**YOUR OBJECTIVE**
Write out the entire listing below exactly as it appears, minus any pictures.
○ ○ ○
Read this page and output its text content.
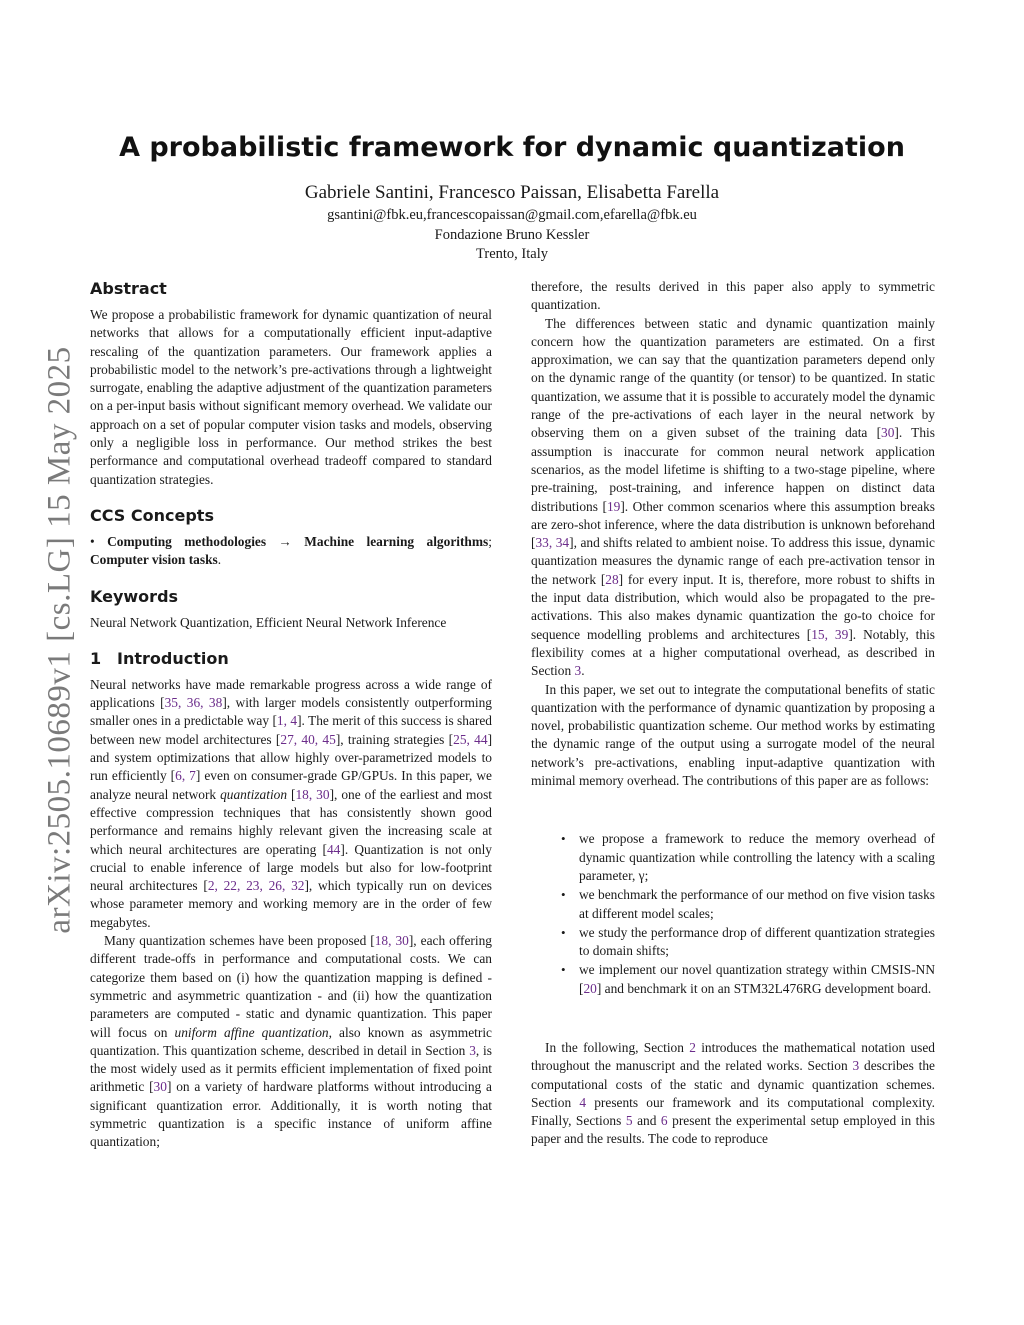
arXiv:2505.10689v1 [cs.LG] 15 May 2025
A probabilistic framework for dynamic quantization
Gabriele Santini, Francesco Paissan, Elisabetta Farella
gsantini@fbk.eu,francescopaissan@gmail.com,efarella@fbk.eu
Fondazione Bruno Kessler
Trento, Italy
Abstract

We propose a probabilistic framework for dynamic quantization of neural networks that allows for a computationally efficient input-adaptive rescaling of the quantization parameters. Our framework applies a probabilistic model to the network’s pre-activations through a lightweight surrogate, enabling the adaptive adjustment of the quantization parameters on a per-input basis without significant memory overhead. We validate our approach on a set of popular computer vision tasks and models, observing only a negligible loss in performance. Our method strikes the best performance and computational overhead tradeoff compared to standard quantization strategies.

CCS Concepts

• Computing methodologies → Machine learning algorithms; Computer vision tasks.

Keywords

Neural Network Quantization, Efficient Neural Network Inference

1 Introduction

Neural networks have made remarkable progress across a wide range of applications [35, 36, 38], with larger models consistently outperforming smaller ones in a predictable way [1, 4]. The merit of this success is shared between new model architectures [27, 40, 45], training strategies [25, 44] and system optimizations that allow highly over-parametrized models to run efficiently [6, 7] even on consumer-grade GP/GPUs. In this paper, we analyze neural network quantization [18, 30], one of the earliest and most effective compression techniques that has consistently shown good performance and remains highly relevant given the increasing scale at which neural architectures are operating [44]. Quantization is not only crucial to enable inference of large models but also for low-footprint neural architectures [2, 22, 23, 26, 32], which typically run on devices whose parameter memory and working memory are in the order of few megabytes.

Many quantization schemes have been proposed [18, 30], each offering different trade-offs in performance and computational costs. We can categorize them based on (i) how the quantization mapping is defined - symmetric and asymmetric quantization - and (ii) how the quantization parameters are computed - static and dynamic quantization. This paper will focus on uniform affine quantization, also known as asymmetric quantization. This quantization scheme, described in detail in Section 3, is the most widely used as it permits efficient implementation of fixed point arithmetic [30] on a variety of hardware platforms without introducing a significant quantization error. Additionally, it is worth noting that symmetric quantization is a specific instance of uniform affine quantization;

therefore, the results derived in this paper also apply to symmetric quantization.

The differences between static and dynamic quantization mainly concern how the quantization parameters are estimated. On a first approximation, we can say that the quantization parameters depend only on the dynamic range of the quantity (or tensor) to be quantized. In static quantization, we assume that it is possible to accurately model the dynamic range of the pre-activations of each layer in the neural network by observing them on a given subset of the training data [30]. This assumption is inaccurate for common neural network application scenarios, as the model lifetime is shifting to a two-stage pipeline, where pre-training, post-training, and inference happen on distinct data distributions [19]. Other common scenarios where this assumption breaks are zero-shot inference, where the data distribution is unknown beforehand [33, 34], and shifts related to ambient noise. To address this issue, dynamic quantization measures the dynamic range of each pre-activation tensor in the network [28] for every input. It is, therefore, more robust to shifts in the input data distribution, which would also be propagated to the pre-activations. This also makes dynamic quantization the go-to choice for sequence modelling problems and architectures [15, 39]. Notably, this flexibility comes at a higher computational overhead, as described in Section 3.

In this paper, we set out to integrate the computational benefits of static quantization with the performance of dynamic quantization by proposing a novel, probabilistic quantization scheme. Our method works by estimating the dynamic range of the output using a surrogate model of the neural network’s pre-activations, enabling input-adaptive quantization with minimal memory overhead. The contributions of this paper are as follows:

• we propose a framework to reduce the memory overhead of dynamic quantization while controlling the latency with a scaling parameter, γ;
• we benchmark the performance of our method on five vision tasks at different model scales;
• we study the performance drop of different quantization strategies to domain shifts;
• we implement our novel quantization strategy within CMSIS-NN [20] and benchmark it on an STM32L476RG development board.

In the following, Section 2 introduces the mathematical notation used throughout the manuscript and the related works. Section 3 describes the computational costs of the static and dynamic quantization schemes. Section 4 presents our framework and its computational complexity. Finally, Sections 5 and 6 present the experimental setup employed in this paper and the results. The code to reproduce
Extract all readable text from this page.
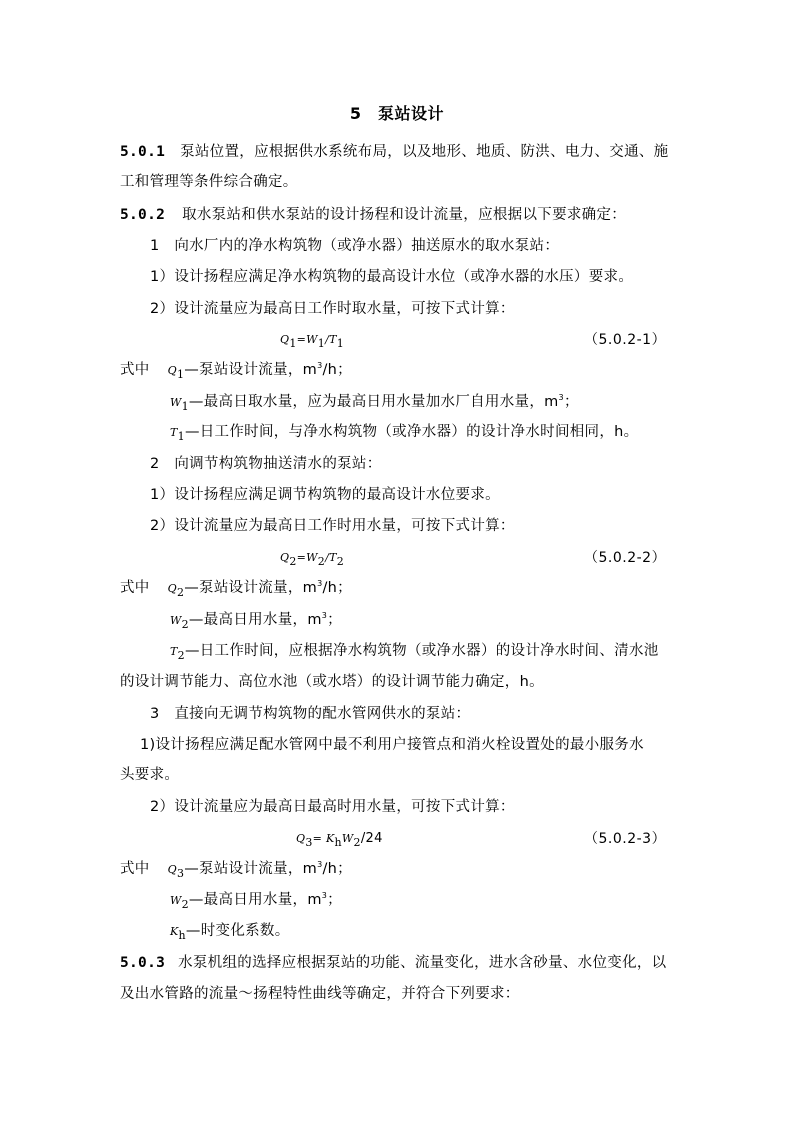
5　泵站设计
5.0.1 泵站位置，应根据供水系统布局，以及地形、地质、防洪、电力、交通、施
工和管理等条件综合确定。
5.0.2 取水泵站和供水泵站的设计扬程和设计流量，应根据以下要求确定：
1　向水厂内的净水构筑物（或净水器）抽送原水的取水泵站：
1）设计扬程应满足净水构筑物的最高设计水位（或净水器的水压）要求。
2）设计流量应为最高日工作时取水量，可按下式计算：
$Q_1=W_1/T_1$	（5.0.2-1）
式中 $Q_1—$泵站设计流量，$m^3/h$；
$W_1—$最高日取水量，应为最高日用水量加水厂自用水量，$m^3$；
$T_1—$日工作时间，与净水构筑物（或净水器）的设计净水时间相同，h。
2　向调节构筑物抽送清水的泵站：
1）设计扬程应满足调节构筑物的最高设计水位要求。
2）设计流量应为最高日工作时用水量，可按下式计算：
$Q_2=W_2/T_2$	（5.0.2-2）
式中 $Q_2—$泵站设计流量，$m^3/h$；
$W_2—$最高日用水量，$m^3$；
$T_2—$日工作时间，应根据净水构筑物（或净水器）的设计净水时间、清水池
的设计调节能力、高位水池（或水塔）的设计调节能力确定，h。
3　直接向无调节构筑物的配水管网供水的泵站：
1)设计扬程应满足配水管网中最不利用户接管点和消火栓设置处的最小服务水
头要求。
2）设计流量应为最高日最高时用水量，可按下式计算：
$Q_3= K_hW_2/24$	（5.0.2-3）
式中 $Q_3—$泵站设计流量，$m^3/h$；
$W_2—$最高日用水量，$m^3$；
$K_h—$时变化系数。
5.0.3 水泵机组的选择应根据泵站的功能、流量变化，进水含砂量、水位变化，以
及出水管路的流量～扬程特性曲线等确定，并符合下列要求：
○ ○ ○
**THE COMPLETED TASK**
Read this page and output its text content.
arXiv:2505.10689v1 [cs.LG] 15 May 2025
A probabilistic framework for dynamic quantization
Gabriele Santini, Francesco Paissan, Elisabetta Farella
gsantini@fbk.eu,francescopaissan@gmail.com,efarella@fbk.eu
Fondazione Bruno Kessler
Trento, Italy
Abstract

We propose a probabilistic framework for dynamic quantization of neural networks that allows for a computationally efficient input-adaptive rescaling of the quantization parameters. Our framework applies a probabilistic model to the network’s pre-activations through a lightweight surrogate, enabling the adaptive adjustment of the quantization parameters on a per-input basis without significant memory overhead. We validate our approach on a set of popular computer vision tasks and models, observing only a negligible loss in performance. Our method strikes the best performance and computational overhead tradeoff compared to standard quantization strategies.

CCS Concepts

• Computing methodologies → Machine learning algorithms; Computer vision tasks.

Keywords

Neural Network Quantization, Efficient Neural Network Inference

1 Introduction

Neural networks have made remarkable progress across a wide range of applications [35, 36, 38], with larger models consistently outperforming smaller ones in a predictable way [1, 4]. The merit of this success is shared between new model architectures [27, 40, 45], training strategies [25, 44] and system optimizations that allow highly over-parametrized models to run efficiently [6, 7] even on consumer-grade GP/GPUs. In this paper, we analyze neural network quantization [18, 30], one of the earliest and most effective compression techniques that has consistently shown good performance and remains highly relevant given the increasing scale at which neural architectures are operating [44]. Quantization is not only crucial to enable inference of large models but also for low-footprint neural architectures [2, 22, 23, 26, 32], which typically run on devices whose parameter memory and working memory are in the order of few megabytes.

Many quantization schemes have been proposed [18, 30], each offering different trade-offs in performance and computational costs. We can categorize them based on (i) how the quantization mapping is defined - symmetric and asymmetric quantization - and (ii) how the quantization parameters are computed - static and dynamic quantization. This paper will focus on uniform affine quantization, also known as asymmetric quantization. This quantization scheme, described in detail in Section 3, is the most widely used as it permits efficient implementation of fixed point arithmetic [30] on a variety of hardware platforms without introducing a significant quantization error. Additionally, it is worth noting that symmetric quantization is a specific instance of uniform affine quantization;

therefore, the results derived in this paper also apply to symmetric quantization.

The differences between static and dynamic quantization mainly concern how the quantization parameters are estimated. On a first approximation, we can say that the quantization parameters depend only on the dynamic range of the quantity (or tensor) to be quantized. In static quantization, we assume that it is possible to accurately model the dynamic range of the pre-activations of each layer in the neural network by observing them on a given subset of the training data [30]. This assumption is inaccurate for common neural network application scenarios, as the model lifetime is shifting to a two-stage pipeline, where pre-training, post-training, and inference happen on distinct data distributions [19]. Other common scenarios where this assumption breaks are zero-shot inference, where the data distribution is unknown beforehand [33, 34], and shifts related to ambient noise. To address this issue, dynamic quantization measures the dynamic range of each pre-activation tensor in the network [28] for every input. It is, therefore, more robust to shifts in the input data distribution, which would also be propagated to the pre-activations. This also makes dynamic quantization the go-to choice for sequence modelling problems and architectures [15, 39]. Notably, this flexibility comes at a higher computational overhead, as described in Section 3.

In this paper, we set out to integrate the computational benefits of static quantization with the performance of dynamic quantization by proposing a novel, probabilistic quantization scheme. Our method works by estimating the dynamic range of the output using a surrogate model of the neural network’s pre-activations, enabling input-adaptive quantization with minimal memory overhead. The contributions of this paper are as follows:

• we propose a framework to reduce the memory overhead of dynamic quantization while controlling the latency with a scaling parameter, γ;
• we benchmark the performance of our method on five vision tasks at different model scales;
• we study the performance drop of different quantization strategies to domain shifts;
• we implement our novel quantization strategy within CMSIS-NN [20] and benchmark it on an STM32L476RG development board.

In the following, Section 2 introduces the mathematical notation used throughout the manuscript and the related works. Section 3 describes the computational costs of the static and dynamic quantization schemes. Section 4 presents our framework and its computational complexity. Finally, Sections 5 and 6 present the experimental setup employed in this paper and the results. The code to reproduce
Extract all readable text from this page.
5　泵站设计
5.0.1 泵站位置，应根据供水系统布局，以及地形、地质、防洪、电力、交通、施
工和管理等条件综合确定。
5.0.2 取水泵站和供水泵站的设计扬程和设计流量，应根据以下要求确定：
1　向水厂内的净水构筑物（或净水器）抽送原水的取水泵站：
1）设计扬程应满足净水构筑物的最高设计水位（或净水器的水压）要求。
2）设计流量应为最高日工作时取水量，可按下式计算：
$Q_1=W_1/T_1$	（5.0.2-1）
式中 $Q_1—$泵站设计流量，$m^3/h$；
$W_1—$最高日取水量，应为最高日用水量加水厂自用水量，$m^3$；
$T_1—$日工作时间，与净水构筑物（或净水器）的设计净水时间相同，h。
2　向调节构筑物抽送清水的泵站：
1）设计扬程应满足调节构筑物的最高设计水位要求。
2）设计流量应为最高日工作时用水量，可按下式计算：
$Q_2=W_2/T_2$	（5.0.2-2）
式中 $Q_2—$泵站设计流量，$m^3/h$；
$W_2—$最高日用水量，$m^3$；
$T_2—$日工作时间，应根据净水构筑物（或净水器）的设计净水时间、清水池
的设计调节能力、高位水池（或水塔）的设计调节能力确定，h。
3　直接向无调节构筑物的配水管网供水的泵站：
1)设计扬程应满足配水管网中最不利用户接管点和消火栓设置处的最小服务水
头要求。
2）设计流量应为最高日最高时用水量，可按下式计算：
$Q_3= K_hW_2/24$	（5.0.2-3）
式中 $Q_3—$泵站设计流量，$m^3/h$；
$W_2—$最高日用水量，$m^3$；
$K_h—$时变化系数。
5.0.3 水泵机组的选择应根据泵站的功能、流量变化，进水含砂量、水位变化，以
及出水管路的流量～扬程特性曲线等确定，并符合下列要求：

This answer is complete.